→ **Task brief**
Gather, from the listing beneath this task, every line holding the string "Environment".

→ **Given entries**
════════════════════

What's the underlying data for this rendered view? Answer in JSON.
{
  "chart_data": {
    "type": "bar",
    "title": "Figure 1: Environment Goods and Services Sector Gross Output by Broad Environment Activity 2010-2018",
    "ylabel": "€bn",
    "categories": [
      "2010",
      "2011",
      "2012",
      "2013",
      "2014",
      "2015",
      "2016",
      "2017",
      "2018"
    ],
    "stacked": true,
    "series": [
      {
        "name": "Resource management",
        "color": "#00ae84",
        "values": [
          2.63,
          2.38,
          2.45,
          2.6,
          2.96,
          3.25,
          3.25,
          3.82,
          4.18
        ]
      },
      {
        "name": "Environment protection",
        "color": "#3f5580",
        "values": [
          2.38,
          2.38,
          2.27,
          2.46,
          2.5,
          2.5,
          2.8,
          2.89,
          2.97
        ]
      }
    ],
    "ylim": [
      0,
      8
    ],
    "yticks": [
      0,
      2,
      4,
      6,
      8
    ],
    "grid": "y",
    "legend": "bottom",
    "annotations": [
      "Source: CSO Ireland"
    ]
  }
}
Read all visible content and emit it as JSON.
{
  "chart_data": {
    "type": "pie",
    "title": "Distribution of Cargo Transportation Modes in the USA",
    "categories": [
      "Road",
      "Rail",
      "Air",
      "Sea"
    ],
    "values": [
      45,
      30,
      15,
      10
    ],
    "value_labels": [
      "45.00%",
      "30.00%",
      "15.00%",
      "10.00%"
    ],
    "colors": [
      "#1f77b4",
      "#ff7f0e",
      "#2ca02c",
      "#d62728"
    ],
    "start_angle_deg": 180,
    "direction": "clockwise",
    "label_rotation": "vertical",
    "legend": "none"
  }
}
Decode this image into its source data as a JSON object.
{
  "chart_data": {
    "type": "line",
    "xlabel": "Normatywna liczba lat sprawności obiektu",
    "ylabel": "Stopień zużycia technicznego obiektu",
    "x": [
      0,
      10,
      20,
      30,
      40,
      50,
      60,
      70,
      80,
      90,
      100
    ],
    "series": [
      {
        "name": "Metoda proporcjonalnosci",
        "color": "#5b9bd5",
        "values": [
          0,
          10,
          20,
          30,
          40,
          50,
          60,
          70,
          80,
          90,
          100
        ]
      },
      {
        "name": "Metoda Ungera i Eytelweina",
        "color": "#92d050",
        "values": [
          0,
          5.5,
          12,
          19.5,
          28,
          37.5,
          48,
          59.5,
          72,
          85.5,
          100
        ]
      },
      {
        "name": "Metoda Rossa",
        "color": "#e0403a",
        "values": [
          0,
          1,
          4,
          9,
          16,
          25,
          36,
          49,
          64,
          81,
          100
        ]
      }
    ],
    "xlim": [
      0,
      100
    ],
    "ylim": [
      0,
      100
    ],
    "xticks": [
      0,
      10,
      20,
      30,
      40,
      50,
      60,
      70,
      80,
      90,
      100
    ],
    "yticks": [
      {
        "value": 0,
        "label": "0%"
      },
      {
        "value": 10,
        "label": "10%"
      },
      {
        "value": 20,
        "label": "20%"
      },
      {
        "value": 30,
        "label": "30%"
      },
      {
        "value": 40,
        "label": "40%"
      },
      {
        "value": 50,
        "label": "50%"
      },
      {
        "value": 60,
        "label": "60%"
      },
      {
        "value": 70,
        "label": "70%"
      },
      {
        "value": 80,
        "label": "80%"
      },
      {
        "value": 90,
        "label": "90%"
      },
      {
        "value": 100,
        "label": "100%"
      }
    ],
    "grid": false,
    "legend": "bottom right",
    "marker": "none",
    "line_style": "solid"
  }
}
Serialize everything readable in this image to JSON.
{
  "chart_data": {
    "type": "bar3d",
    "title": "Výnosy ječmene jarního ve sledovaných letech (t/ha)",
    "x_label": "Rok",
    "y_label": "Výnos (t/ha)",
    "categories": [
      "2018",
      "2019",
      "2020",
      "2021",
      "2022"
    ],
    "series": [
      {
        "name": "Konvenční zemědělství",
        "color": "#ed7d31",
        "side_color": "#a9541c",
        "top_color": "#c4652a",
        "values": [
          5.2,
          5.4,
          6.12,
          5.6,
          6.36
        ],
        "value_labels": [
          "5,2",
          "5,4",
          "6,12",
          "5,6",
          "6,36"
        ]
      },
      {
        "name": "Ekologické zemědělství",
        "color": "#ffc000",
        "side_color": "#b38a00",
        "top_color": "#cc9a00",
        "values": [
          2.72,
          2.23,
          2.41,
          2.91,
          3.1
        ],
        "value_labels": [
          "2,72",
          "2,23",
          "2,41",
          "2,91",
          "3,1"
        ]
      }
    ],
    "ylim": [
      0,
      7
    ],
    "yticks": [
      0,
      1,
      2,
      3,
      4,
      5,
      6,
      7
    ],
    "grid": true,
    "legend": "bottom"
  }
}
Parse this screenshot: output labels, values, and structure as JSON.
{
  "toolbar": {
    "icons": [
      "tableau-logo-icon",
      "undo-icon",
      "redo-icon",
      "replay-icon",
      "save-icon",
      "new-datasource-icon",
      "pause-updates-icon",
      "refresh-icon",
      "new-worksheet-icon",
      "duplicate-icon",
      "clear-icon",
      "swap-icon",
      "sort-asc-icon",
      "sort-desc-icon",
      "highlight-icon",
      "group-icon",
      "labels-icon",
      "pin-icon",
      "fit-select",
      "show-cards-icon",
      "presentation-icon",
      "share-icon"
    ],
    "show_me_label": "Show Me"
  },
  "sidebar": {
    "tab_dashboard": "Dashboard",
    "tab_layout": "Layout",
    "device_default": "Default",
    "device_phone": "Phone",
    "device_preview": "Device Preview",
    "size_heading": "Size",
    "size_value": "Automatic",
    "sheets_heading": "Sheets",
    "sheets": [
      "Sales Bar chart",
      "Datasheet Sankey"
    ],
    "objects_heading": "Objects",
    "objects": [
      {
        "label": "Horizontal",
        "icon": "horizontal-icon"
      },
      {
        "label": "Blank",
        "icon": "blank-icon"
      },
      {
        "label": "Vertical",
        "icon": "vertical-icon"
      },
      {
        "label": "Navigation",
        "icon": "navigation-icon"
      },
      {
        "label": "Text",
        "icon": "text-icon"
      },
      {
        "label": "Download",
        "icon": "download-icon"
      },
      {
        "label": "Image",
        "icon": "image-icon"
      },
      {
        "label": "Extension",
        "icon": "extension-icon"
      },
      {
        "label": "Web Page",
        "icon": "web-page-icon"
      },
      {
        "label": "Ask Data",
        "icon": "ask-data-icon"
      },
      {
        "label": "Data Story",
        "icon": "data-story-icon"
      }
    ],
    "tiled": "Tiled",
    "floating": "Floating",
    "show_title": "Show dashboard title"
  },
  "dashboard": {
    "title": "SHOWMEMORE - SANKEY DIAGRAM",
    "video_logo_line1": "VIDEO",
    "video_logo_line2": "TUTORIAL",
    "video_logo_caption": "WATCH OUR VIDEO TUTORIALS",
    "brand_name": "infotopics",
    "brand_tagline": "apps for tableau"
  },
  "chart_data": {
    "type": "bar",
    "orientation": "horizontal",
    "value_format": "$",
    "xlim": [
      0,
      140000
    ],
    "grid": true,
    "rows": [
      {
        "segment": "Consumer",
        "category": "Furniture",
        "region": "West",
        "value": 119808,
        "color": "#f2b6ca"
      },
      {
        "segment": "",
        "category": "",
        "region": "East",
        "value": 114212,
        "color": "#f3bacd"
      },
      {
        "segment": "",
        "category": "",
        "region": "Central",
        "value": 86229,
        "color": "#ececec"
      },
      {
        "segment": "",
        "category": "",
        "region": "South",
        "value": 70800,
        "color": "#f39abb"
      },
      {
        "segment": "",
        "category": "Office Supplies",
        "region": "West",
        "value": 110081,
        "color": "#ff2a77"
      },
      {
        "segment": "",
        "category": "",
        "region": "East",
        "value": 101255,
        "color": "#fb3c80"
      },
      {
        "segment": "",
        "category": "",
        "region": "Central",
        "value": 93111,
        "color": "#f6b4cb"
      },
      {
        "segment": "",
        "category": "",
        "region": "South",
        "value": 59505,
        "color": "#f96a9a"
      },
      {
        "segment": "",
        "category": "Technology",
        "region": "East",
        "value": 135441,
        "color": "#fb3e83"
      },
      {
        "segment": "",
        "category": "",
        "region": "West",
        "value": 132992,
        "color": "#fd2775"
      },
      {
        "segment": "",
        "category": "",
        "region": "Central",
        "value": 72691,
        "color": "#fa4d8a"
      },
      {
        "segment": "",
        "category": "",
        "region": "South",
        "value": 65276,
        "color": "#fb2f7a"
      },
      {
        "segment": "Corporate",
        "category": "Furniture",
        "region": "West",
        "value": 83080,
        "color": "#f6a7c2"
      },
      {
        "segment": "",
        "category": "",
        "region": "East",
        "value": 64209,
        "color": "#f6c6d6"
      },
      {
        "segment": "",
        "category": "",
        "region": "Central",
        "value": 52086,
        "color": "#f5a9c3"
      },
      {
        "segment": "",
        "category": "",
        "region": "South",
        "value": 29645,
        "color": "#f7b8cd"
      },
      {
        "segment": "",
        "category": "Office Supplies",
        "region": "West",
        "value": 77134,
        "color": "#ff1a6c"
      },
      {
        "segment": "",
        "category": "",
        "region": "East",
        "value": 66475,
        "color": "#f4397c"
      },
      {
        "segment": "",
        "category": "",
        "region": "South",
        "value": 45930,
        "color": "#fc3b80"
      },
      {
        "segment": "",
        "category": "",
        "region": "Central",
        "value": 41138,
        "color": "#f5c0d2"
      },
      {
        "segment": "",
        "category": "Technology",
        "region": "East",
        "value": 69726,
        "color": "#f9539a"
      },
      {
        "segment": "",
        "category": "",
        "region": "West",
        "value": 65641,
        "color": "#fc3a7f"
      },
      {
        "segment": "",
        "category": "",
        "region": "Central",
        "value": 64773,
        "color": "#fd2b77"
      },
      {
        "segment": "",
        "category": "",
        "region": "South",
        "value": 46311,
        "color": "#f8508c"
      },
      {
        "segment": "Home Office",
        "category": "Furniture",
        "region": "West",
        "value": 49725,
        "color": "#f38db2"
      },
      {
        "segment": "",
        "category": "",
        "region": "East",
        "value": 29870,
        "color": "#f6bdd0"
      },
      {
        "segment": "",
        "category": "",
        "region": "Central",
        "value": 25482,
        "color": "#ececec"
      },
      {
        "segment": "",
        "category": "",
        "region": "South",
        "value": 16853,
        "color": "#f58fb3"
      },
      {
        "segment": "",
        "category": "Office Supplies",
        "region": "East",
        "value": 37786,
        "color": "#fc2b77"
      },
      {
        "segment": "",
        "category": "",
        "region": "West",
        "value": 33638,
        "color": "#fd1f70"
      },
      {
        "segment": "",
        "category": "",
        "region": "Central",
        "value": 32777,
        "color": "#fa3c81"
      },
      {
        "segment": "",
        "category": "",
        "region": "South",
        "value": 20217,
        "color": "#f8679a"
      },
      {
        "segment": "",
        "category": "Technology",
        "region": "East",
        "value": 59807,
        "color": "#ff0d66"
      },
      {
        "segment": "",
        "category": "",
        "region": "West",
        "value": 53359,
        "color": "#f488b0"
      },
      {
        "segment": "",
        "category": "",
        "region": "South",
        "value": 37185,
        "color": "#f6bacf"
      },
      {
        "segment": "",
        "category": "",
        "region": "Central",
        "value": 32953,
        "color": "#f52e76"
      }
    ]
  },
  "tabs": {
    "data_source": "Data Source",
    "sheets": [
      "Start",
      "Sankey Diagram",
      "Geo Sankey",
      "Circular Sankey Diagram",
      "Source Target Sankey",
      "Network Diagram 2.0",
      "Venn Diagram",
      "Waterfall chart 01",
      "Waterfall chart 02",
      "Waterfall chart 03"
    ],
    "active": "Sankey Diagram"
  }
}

════════════════════

→ **Answer for the task**
    "title": "Figure 1: Environment Goods and Services Sector Gross Output by Broad Environment Activity 2010-2018",
        "name": "Environment protection",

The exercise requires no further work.